■ CHALLENGE: Exact copies are required of the lines from the line containing "Output a JSON" through the final line of the listing, both included, and of no other lines.
═══ SUPPLIED MATERIAL
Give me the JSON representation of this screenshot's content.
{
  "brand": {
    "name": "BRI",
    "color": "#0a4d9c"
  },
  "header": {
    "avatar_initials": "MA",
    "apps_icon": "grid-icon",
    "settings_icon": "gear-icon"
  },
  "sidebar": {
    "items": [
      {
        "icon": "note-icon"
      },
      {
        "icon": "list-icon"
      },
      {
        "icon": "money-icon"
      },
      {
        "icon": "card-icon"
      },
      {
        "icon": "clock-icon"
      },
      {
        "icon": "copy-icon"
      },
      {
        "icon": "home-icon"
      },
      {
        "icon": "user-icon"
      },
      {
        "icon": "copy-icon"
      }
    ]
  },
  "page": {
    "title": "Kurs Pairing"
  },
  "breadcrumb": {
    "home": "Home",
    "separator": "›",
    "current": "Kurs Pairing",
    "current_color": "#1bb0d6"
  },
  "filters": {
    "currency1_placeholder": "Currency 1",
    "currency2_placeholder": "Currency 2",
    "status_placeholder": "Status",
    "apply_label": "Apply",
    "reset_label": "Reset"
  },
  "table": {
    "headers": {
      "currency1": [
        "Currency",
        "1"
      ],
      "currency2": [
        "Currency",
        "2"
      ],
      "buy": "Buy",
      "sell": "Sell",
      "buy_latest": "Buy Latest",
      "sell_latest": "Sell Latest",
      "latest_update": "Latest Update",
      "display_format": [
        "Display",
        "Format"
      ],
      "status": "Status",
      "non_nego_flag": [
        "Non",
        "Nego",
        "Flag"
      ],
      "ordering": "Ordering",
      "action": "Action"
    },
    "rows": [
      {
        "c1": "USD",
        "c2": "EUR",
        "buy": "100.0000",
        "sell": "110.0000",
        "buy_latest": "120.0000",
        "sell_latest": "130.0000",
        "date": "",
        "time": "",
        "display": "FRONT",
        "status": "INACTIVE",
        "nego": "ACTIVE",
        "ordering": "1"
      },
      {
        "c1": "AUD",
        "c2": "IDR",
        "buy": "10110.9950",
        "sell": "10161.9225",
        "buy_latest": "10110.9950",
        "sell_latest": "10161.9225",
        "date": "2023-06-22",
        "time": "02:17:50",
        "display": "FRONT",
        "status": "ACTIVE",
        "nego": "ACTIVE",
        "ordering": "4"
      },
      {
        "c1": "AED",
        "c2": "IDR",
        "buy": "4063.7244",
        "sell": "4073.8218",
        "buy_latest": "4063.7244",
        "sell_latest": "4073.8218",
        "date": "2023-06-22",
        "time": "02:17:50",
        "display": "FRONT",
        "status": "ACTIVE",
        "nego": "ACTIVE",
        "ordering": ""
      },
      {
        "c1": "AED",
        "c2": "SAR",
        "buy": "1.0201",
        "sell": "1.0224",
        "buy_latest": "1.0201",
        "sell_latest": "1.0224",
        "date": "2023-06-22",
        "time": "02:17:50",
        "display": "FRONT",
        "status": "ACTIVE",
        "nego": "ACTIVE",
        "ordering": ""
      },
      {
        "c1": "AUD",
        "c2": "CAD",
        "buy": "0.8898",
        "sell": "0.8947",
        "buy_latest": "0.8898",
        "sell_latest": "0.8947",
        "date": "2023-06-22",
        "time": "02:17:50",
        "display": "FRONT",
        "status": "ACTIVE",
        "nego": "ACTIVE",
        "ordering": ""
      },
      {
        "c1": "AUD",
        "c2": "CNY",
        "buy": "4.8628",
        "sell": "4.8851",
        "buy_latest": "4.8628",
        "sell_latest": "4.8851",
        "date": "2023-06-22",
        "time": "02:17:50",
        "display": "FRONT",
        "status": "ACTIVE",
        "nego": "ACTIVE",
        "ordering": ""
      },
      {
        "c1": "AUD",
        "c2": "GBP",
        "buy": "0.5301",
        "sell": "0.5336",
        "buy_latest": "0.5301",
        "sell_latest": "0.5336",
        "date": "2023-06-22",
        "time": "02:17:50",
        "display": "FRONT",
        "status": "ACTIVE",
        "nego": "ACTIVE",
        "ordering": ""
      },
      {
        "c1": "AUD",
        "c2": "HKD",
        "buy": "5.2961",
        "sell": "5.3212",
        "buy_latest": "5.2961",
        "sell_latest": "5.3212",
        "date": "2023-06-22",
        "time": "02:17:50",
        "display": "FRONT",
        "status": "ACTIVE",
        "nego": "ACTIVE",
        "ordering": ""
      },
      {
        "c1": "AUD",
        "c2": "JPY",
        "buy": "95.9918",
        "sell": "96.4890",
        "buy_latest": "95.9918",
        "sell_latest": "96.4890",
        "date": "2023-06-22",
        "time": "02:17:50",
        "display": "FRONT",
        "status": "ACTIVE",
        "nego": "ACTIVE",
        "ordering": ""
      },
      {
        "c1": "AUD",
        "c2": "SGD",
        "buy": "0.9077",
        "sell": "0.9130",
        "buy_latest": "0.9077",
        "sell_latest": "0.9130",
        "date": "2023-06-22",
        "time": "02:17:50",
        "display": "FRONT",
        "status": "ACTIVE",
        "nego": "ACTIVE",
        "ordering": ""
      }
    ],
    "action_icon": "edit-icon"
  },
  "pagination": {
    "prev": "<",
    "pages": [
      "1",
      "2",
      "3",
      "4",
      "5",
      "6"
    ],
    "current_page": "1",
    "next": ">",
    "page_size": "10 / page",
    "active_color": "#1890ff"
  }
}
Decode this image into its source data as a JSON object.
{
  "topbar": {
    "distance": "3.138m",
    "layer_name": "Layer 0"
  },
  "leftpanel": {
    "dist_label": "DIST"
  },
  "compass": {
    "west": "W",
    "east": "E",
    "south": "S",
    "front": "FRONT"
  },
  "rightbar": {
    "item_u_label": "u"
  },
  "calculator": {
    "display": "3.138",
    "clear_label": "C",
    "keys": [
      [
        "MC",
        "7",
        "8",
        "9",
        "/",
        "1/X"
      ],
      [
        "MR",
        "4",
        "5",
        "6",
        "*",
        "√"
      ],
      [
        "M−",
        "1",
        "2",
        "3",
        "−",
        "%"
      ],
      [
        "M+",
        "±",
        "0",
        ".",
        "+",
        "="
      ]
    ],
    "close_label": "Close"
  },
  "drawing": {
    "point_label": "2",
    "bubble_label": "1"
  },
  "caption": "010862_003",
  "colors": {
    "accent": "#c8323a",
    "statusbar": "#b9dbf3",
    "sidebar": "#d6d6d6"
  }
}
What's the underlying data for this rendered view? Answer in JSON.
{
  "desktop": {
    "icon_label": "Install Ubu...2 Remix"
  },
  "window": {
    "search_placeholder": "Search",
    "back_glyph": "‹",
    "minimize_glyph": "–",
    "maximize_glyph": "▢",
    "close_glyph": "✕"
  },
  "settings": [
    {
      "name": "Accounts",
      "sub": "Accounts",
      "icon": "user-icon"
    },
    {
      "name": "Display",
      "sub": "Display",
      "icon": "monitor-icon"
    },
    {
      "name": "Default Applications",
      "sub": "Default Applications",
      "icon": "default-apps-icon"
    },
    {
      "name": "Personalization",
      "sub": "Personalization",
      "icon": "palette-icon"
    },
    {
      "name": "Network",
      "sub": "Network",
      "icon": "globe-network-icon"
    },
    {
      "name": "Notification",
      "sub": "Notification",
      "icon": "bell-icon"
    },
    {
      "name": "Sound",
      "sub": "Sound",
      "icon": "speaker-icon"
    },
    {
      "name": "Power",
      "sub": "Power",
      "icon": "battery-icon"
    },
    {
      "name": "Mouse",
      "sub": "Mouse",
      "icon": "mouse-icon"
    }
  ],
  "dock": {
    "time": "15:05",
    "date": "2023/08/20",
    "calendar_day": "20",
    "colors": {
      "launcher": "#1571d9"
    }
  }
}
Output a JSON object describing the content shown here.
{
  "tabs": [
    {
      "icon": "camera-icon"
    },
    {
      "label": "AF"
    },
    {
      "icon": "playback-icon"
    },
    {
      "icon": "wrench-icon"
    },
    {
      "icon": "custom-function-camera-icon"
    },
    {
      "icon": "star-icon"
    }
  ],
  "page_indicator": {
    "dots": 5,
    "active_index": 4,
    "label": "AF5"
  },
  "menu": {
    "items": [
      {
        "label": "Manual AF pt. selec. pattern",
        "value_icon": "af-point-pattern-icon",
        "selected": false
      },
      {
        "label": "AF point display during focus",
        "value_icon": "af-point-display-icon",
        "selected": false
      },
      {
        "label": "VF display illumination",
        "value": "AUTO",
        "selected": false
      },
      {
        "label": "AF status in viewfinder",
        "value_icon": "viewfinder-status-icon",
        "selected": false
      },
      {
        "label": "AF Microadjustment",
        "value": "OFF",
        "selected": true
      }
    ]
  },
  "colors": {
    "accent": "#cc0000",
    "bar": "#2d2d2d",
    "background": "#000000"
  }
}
══════
■ TASK RESULT:
Output a JSON object describing the content shown here.
{
  "tabs": [
    {
      "icon": "camera-icon"
    },
    {
      "label": "AF"
    },
    {
      "icon": "playback-icon"
    },
    {
      "icon": "wrench-icon"
    },
    {
      "icon": "custom-function-camera-icon"
    },
    {
      "icon": "star-icon"
    }
  ],
  "page_indicator": {
    "dots": 5,
    "active_index": 4,
    "label": "AF5"
  },
  "menu": {
    "items": [
      {
        "label": "Manual AF pt. selec. pattern",
        "value_icon": "af-point-pattern-icon",
        "selected": false
      },
      {
        "label": "AF point display during focus",
        "value_icon": "af-point-display-icon",
        "selected": false
      },
      {
        "label": "VF display illumination",
        "value": "AUTO",
        "selected": false
      },
      {
        "label": "AF status in viewfinder",
        "value_icon": "viewfinder-status-icon",
        "selected": false
      },
      {
        "label": "AF Microadjustment",
        "value": "OFF",
        "selected": true
      }
    ]
  },
  "colors": {
    "accent": "#cc0000",
    "bar": "#2d2d2d",
    "background": "#000000"
  }
}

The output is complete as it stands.